EXERCISE AIM:
The records underneath are to be repeated exactly, with the pictures left out.

ITEMS:
--------------------------------

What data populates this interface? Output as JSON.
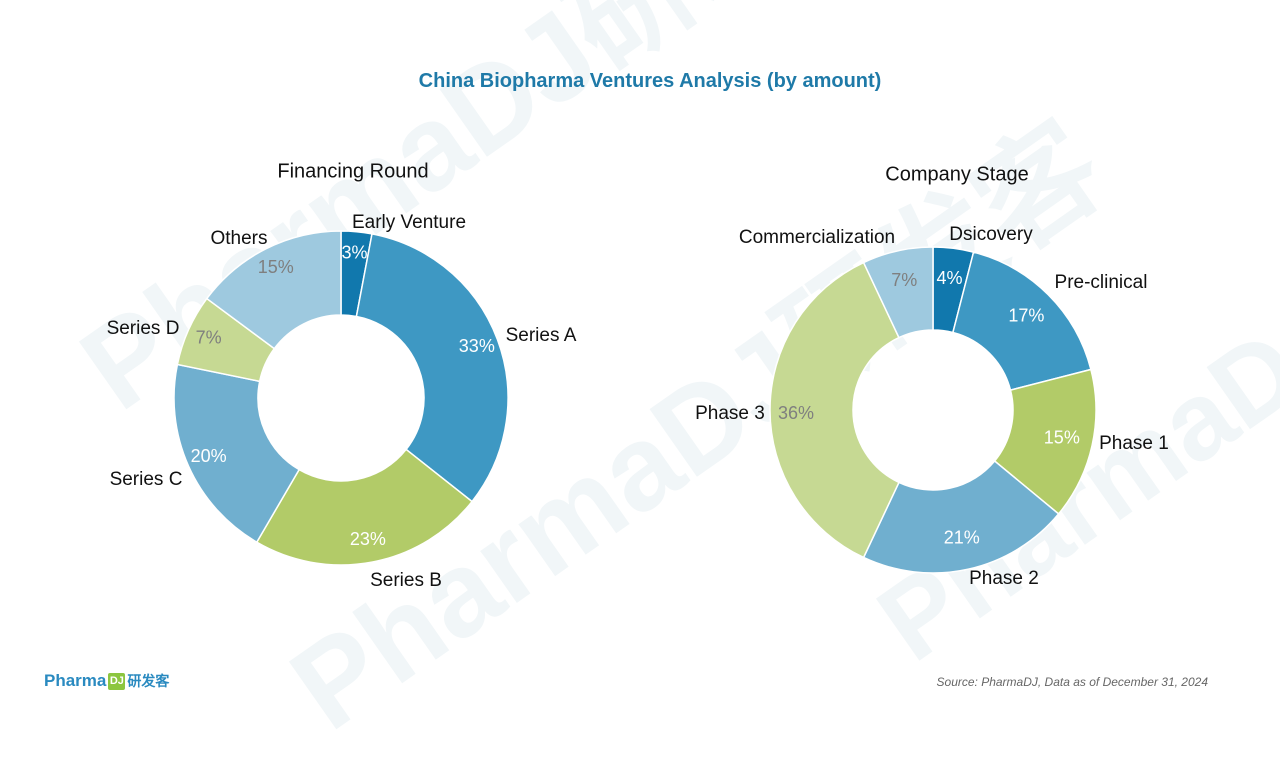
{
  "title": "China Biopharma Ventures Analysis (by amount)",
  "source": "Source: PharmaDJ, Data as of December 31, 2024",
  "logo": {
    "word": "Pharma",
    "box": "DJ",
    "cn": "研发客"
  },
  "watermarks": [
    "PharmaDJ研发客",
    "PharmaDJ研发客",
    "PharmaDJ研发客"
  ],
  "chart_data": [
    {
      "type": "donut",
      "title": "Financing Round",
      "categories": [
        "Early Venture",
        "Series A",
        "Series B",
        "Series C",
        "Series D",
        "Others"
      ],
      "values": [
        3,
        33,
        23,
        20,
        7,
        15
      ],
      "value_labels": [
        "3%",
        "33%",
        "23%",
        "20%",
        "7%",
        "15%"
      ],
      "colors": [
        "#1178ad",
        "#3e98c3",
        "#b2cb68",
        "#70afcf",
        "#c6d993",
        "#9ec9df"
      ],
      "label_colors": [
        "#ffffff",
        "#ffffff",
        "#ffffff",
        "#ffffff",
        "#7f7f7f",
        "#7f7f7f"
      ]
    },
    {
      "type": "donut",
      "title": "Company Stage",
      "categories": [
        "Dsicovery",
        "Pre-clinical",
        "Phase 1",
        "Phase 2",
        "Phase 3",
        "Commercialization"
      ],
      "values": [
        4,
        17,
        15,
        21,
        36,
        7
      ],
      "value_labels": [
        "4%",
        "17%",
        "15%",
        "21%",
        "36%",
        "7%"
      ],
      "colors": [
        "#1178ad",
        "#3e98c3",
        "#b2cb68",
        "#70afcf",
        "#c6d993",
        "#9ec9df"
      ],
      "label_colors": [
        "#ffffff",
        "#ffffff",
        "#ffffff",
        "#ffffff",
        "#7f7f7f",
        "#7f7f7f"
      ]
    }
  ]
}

--------------------------------

SOLUTION FOR THIS EXERCISE:
What data populates this interface? Output as JSON.
{
  "title": "China Biopharma Ventures Analysis (by amount)",
  "source": "Source: PharmaDJ, Data as of December 31, 2024",
  "logo": {
    "word": "Pharma",
    "box": "DJ",
    "cn": "研发客"
  },
  "watermarks": [
    "PharmaDJ研发客",
    "PharmaDJ研发客",
    "PharmaDJ研发客"
  ],
  "chart_data": [
    {
      "type": "donut",
      "title": "Financing Round",
      "categories": [
        "Early Venture",
        "Series A",
        "Series B",
        "Series C",
        "Series D",
        "Others"
      ],
      "values": [
        3,
        33,
        23,
        20,
        7,
        15
      ],
      "value_labels": [
        "3%",
        "33%",
        "23%",
        "20%",
        "7%",
        "15%"
      ],
      "colors": [
        "#1178ad",
        "#3e98c3",
        "#b2cb68",
        "#70afcf",
        "#c6d993",
        "#9ec9df"
      ],
      "label_colors": [
        "#ffffff",
        "#ffffff",
        "#ffffff",
        "#ffffff",
        "#7f7f7f",
        "#7f7f7f"
      ]
    },
    {
      "type": "donut",
      "title": "Company Stage",
      "categories": [
        "Dsicovery",
        "Pre-clinical",
        "Phase 1",
        "Phase 2",
        "Phase 3",
        "Commercialization"
      ],
      "values": [
        4,
        17,
        15,
        21,
        36,
        7
      ],
      "value_labels": [
        "4%",
        "17%",
        "15%",
        "21%",
        "36%",
        "7%"
      ],
      "colors": [
        "#1178ad",
        "#3e98c3",
        "#b2cb68",
        "#70afcf",
        "#c6d993",
        "#9ec9df"
      ],
      "label_colors": [
        "#ffffff",
        "#ffffff",
        "#ffffff",
        "#ffffff",
        "#7f7f7f",
        "#7f7f7f"
      ]
    }
  ]
}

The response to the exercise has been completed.